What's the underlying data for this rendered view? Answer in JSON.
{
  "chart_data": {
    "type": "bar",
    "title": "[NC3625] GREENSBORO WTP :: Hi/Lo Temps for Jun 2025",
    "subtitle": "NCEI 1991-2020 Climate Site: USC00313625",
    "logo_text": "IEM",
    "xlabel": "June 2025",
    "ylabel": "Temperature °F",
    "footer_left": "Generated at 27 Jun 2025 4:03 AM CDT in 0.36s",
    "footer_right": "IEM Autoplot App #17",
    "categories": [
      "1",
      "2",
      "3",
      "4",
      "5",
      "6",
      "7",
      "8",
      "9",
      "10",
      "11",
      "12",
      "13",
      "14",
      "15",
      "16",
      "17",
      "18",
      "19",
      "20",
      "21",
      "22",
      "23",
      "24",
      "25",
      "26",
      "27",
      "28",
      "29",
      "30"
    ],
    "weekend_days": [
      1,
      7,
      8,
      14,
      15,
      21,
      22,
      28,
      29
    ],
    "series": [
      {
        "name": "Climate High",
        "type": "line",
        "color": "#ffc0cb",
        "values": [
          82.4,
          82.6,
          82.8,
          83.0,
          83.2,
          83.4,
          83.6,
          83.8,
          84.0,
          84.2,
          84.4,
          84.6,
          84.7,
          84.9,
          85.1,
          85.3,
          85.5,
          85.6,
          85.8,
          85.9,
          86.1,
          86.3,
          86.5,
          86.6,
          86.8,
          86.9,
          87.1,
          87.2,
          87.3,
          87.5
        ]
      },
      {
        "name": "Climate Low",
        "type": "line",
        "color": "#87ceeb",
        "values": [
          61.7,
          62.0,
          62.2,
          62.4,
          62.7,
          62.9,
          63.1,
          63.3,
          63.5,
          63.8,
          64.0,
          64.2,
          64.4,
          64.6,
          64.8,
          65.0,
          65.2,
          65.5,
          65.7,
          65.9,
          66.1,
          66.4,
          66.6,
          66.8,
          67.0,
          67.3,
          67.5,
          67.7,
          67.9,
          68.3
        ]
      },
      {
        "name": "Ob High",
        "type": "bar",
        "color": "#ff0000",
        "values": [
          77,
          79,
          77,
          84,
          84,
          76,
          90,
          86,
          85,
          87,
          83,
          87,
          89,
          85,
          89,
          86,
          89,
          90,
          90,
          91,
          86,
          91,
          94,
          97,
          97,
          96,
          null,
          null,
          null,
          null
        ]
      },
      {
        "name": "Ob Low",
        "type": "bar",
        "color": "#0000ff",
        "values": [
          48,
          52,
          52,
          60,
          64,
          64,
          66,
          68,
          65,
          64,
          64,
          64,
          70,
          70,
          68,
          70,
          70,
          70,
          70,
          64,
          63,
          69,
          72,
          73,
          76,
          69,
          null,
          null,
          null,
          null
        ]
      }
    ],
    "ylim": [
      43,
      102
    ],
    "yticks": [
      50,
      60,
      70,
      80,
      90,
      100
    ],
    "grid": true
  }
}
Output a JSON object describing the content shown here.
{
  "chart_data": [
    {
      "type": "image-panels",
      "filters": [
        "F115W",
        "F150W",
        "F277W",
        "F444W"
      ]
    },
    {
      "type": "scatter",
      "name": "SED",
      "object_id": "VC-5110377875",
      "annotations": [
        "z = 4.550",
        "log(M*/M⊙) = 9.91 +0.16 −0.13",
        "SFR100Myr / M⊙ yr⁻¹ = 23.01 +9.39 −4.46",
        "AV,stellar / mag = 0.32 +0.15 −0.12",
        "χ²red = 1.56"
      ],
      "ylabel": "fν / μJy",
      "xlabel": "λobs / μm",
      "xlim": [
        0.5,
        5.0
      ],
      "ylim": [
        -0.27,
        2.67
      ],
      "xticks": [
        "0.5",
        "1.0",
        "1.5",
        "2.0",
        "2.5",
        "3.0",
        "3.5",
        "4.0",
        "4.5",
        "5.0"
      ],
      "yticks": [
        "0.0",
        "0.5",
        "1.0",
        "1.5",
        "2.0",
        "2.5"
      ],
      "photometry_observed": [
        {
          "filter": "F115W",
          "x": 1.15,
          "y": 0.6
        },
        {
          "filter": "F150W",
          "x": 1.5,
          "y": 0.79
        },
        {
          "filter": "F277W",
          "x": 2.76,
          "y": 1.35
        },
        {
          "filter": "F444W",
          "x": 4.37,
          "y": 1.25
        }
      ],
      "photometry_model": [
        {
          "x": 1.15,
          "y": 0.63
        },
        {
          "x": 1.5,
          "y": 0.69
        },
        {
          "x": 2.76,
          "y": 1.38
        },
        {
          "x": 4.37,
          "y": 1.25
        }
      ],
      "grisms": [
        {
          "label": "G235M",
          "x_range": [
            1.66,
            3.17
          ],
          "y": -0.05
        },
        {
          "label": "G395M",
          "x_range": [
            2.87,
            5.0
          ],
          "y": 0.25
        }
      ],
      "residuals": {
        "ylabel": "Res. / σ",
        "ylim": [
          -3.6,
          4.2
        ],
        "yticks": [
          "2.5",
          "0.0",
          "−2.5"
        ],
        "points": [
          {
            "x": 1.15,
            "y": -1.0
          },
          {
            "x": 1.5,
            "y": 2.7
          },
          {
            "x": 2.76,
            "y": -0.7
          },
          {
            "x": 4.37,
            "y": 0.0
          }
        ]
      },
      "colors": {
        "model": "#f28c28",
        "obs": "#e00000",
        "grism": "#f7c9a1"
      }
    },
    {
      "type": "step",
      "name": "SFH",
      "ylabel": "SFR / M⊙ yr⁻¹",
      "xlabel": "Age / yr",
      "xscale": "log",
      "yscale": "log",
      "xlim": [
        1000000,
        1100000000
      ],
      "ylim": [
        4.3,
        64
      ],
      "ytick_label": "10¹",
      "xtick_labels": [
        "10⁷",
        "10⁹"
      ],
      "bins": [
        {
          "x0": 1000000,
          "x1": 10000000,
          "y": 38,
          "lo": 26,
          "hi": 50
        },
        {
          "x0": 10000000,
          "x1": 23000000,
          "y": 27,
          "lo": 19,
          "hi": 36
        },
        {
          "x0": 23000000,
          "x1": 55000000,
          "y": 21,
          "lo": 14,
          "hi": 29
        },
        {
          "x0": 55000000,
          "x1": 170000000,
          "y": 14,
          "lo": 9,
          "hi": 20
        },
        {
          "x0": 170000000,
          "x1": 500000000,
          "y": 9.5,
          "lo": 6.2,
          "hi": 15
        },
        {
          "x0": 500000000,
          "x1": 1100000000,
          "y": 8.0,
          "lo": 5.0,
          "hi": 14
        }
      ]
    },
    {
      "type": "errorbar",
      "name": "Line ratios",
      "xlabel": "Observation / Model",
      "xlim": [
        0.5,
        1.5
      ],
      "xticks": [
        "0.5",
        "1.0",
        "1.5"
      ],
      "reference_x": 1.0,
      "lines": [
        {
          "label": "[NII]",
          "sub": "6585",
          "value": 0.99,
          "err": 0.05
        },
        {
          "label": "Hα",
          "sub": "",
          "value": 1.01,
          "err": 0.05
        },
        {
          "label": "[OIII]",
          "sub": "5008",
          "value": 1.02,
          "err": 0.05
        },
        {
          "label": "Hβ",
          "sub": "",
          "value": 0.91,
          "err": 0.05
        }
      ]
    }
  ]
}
####
EXERCISE:
Pick out the lines containing the string "type" and show them.

COMPLETED TASK:
    "type": "bar",
        "type": "line",
        "type": "line",
        "type": "bar",
        "type": "bar",
      "type": "image-panels",
      "type": "scatter",
      "type": "step",
      "type": "errorbar",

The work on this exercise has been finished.